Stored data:
□ □ □ □ □ □ □

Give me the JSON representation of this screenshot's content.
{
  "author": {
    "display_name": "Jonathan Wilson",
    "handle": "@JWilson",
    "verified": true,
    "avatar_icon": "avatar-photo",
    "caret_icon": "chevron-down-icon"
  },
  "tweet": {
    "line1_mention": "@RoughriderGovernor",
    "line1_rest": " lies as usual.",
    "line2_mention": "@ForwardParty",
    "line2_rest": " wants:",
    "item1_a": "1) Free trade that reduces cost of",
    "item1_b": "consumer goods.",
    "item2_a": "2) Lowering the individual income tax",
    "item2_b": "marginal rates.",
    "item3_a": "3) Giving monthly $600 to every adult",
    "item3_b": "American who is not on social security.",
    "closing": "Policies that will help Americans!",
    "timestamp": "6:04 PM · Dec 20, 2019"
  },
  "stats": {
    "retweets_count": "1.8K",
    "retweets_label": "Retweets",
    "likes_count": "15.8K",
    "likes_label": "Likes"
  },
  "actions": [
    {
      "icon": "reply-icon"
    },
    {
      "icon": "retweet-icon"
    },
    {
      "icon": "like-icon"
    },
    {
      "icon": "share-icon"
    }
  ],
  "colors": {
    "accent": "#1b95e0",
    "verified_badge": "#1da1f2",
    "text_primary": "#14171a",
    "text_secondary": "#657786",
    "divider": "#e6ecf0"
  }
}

□ □ □ □ □ □ □

▶ What you are asked to do: Reproduce every line above without error.

▶ Correct output:
Give me the JSON representation of this screenshot's content.
{
  "author": {
    "display_name": "Jonathan Wilson",
    "handle": "@JWilson",
    "verified": true,
    "avatar_icon": "avatar-photo",
    "caret_icon": "chevron-down-icon"
  },
  "tweet": {
    "line1_mention": "@RoughriderGovernor",
    "line1_rest": " lies as usual.",
    "line2_mention": "@ForwardParty",
    "line2_rest": " wants:",
    "item1_a": "1) Free trade that reduces cost of",
    "item1_b": "consumer goods.",
    "item2_a": "2) Lowering the individual income tax",
    "item2_b": "marginal rates.",
    "item3_a": "3) Giving monthly $600 to every adult",
    "item3_b": "American who is not on social security.",
    "closing": "Policies that will help Americans!",
    "timestamp": "6:04 PM · Dec 20, 2019"
  },
  "stats": {
    "retweets_count": "1.8K",
    "retweets_label": "Retweets",
    "likes_count": "15.8K",
    "likes_label": "Likes"
  },
  "actions": [
    {
      "icon": "reply-icon"
    },
    {
      "icon": "retweet-icon"
    },
    {
      "icon": "like-icon"
    },
    {
      "icon": "share-icon"
    }
  ],
  "colors": {
    "accent": "#1b95e0",
    "verified_badge": "#1da1f2",
    "text_primary": "#14171a",
    "text_secondary": "#657786",
    "divider": "#e6ecf0"
  }
}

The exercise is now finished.